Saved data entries

╭──

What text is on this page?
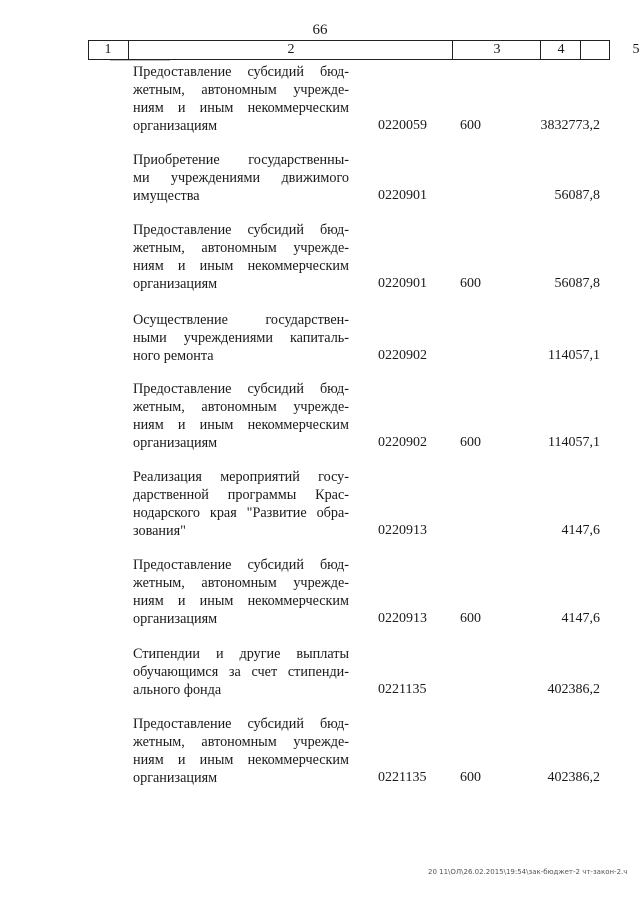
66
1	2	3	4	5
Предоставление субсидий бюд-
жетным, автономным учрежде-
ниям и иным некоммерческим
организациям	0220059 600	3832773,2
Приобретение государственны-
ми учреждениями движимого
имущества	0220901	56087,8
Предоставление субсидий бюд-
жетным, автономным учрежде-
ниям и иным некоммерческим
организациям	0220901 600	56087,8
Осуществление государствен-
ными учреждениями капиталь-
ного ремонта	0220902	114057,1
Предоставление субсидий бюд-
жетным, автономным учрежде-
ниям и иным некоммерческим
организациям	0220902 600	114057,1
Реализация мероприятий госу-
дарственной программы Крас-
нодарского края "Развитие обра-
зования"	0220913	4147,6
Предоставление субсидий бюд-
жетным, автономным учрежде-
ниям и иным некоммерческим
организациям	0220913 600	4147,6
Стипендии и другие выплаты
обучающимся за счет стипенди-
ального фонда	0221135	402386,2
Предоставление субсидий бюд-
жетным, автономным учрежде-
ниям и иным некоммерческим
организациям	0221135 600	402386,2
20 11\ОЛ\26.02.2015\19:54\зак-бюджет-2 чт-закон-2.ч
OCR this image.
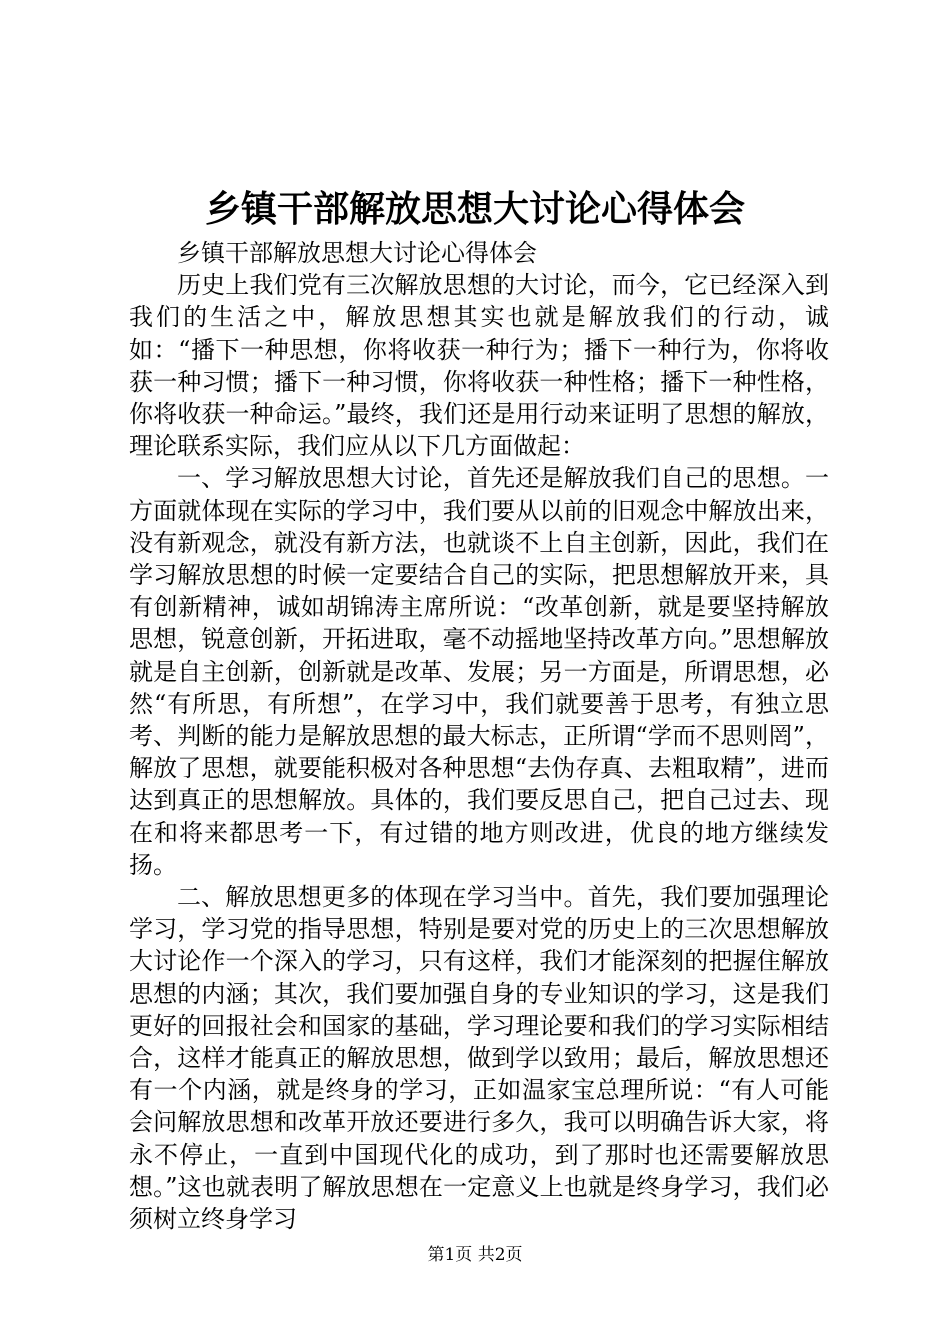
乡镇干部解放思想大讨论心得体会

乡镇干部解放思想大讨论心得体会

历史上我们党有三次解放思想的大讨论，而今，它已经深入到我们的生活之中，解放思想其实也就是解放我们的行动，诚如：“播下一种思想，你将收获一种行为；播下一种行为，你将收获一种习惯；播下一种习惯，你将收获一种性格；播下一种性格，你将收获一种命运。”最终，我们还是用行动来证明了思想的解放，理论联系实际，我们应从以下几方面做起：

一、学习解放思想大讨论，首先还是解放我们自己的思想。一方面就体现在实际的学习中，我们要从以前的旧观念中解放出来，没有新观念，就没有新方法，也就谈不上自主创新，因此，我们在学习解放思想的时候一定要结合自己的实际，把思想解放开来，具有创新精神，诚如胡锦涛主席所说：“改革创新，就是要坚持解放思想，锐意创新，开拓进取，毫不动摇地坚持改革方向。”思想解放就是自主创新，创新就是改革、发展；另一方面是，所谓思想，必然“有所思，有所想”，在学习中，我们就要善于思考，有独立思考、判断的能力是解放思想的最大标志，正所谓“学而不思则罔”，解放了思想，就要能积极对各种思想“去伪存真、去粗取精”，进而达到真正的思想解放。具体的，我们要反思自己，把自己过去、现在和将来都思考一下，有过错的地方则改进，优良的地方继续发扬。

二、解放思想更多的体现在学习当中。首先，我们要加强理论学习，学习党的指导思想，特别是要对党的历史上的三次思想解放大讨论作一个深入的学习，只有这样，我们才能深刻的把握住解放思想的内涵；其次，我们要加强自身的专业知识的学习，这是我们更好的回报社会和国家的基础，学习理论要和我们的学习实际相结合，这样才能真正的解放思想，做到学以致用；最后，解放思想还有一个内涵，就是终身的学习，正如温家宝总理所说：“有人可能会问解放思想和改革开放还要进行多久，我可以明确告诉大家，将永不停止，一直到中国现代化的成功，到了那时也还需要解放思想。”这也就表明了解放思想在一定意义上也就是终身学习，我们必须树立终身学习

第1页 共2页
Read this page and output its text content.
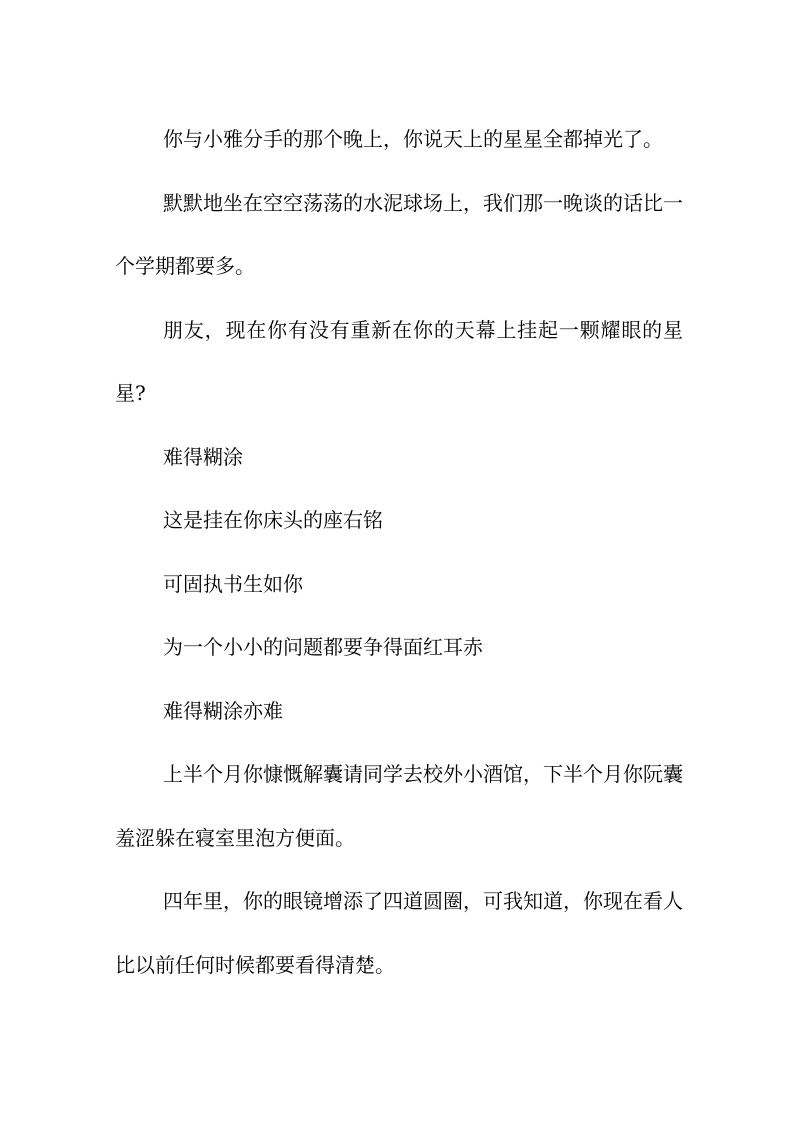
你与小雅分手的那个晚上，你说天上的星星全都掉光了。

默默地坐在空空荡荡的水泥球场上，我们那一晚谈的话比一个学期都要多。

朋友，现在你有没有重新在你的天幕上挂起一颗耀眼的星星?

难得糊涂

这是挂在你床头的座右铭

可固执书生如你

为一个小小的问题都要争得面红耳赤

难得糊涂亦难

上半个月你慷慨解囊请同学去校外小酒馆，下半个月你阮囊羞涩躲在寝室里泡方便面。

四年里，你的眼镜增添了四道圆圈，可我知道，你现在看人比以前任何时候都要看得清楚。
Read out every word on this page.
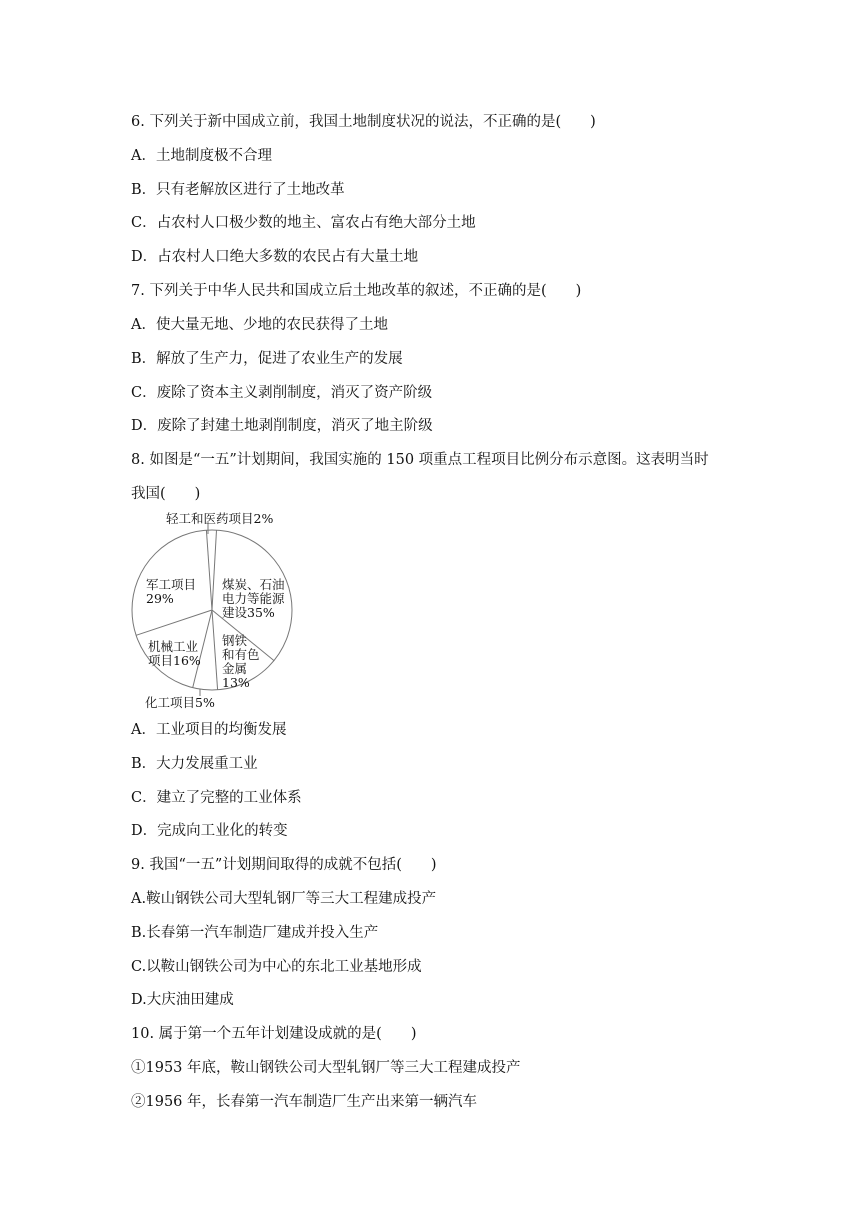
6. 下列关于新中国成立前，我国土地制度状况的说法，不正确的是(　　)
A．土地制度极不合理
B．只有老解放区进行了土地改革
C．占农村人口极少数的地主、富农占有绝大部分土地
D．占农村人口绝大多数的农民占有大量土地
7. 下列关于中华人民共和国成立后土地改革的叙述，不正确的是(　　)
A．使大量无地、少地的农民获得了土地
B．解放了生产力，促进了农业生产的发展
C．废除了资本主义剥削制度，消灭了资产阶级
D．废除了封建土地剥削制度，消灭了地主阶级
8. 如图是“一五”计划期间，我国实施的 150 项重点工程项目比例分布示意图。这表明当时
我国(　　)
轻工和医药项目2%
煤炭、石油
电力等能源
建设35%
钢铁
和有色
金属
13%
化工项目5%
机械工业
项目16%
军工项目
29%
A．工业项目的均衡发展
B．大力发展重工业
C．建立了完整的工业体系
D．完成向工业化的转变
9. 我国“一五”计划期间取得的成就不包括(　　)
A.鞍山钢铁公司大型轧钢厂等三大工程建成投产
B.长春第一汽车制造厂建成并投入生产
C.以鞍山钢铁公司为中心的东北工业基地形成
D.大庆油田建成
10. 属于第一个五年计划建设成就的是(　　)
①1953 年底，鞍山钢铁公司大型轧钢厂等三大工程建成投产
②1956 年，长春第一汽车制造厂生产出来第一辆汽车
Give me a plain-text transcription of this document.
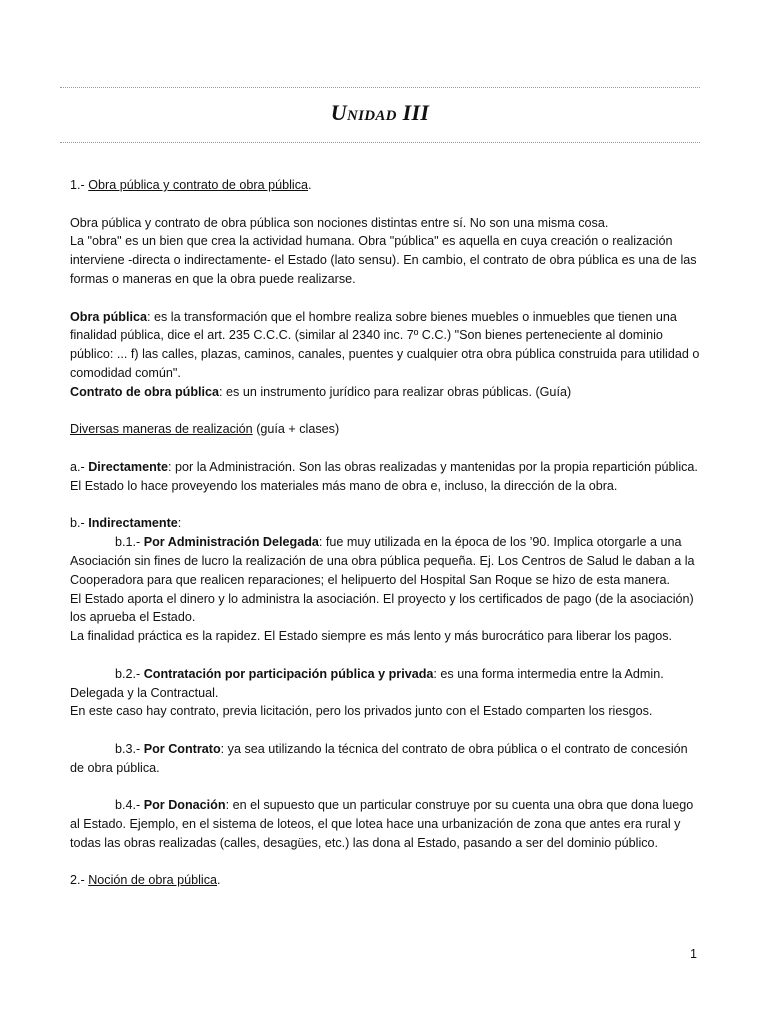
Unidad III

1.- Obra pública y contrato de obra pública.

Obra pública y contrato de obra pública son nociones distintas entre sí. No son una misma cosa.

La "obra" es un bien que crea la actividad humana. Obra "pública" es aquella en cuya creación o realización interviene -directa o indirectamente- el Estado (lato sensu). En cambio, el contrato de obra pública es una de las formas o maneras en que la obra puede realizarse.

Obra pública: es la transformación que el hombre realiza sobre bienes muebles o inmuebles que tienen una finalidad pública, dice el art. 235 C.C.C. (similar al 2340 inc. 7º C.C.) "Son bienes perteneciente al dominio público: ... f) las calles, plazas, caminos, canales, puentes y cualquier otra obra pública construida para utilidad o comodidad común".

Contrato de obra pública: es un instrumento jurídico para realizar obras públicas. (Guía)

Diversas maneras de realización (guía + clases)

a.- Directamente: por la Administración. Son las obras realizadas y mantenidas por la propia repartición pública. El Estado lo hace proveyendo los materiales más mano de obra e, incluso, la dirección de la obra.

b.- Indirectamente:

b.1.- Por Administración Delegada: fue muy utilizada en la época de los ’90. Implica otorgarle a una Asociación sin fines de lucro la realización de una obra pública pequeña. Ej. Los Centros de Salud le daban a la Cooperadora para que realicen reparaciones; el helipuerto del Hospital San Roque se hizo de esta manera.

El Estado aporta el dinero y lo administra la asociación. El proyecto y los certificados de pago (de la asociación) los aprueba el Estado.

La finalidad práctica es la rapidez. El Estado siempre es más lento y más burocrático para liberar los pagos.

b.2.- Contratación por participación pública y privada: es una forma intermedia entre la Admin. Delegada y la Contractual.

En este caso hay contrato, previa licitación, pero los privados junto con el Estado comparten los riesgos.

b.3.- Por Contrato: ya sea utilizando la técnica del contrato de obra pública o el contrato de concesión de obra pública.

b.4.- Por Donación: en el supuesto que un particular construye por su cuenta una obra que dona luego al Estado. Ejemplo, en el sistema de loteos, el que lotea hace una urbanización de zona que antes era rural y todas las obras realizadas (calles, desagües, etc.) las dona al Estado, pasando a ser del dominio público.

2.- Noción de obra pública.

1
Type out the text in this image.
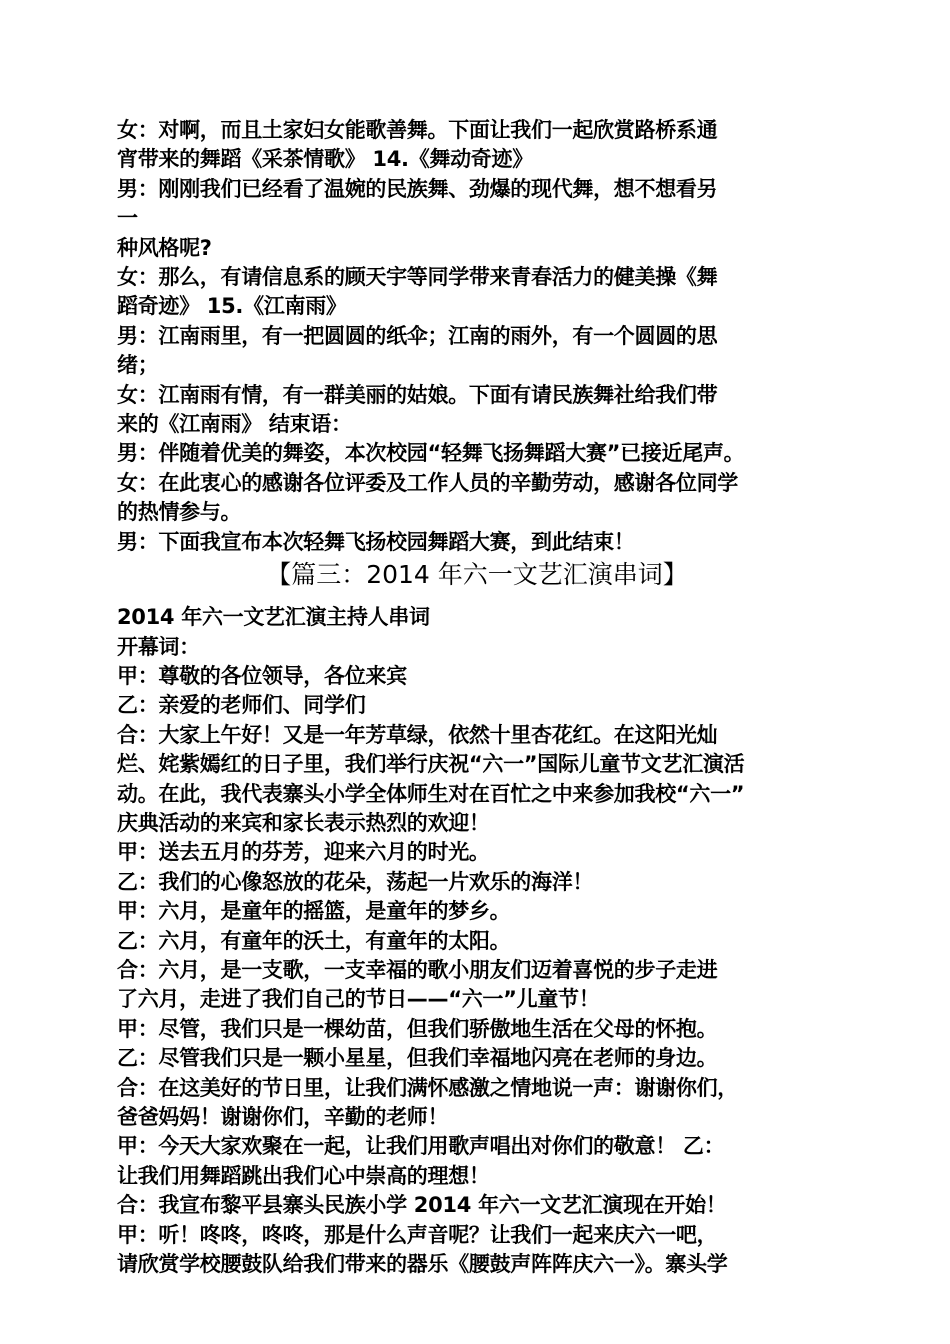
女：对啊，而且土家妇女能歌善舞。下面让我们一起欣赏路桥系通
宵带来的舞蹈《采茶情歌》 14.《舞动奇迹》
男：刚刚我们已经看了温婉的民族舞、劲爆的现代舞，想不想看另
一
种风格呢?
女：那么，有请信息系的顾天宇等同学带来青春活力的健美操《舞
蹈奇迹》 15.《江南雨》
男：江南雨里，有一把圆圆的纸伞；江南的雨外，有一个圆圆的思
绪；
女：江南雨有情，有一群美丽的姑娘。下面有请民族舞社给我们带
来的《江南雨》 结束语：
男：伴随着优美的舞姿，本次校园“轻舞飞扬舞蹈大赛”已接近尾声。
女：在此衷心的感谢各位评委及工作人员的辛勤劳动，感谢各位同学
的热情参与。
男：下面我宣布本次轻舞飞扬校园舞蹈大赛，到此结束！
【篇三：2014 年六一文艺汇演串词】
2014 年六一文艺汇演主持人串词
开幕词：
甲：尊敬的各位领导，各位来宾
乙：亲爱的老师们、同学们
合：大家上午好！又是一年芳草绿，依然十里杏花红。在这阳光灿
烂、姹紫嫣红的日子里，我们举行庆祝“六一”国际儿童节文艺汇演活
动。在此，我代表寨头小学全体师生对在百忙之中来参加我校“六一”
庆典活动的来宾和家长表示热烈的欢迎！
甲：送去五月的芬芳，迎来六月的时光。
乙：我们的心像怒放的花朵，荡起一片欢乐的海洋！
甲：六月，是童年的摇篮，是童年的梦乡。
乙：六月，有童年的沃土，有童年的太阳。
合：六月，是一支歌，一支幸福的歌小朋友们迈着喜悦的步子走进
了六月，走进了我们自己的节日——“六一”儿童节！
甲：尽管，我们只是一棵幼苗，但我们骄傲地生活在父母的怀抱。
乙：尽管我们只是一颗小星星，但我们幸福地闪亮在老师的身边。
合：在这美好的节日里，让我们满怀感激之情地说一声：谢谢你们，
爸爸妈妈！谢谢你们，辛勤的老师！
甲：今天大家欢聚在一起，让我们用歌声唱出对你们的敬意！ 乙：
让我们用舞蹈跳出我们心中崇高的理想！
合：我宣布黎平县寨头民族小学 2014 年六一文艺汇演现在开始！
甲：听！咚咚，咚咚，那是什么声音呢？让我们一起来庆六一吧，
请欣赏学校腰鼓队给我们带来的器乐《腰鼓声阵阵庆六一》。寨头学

╰──

Find the string "obras" in the listing and return every line that holds it.

Contrato de obra pública: es un instrumento jurídico para realizar obras públicas. (Guía)
a.- Directamente: por la Administración. Son las obras realizadas y mantenidas por la propia repartición pública. El Estado lo hace proveyendo los materiales más mano de obra e, incluso, la dirección de la obra.
b.4.- Por Donación: en el supuesto que un particular construye por su cuenta una obra que dona luego al Estado. Ejemplo, en el sistema de loteos, el que lotea hace una urbanización de zona que antes era rural y todas las obras realizadas (calles, desagües, etc.) las dona al Estado, pasando a ser del dominio público.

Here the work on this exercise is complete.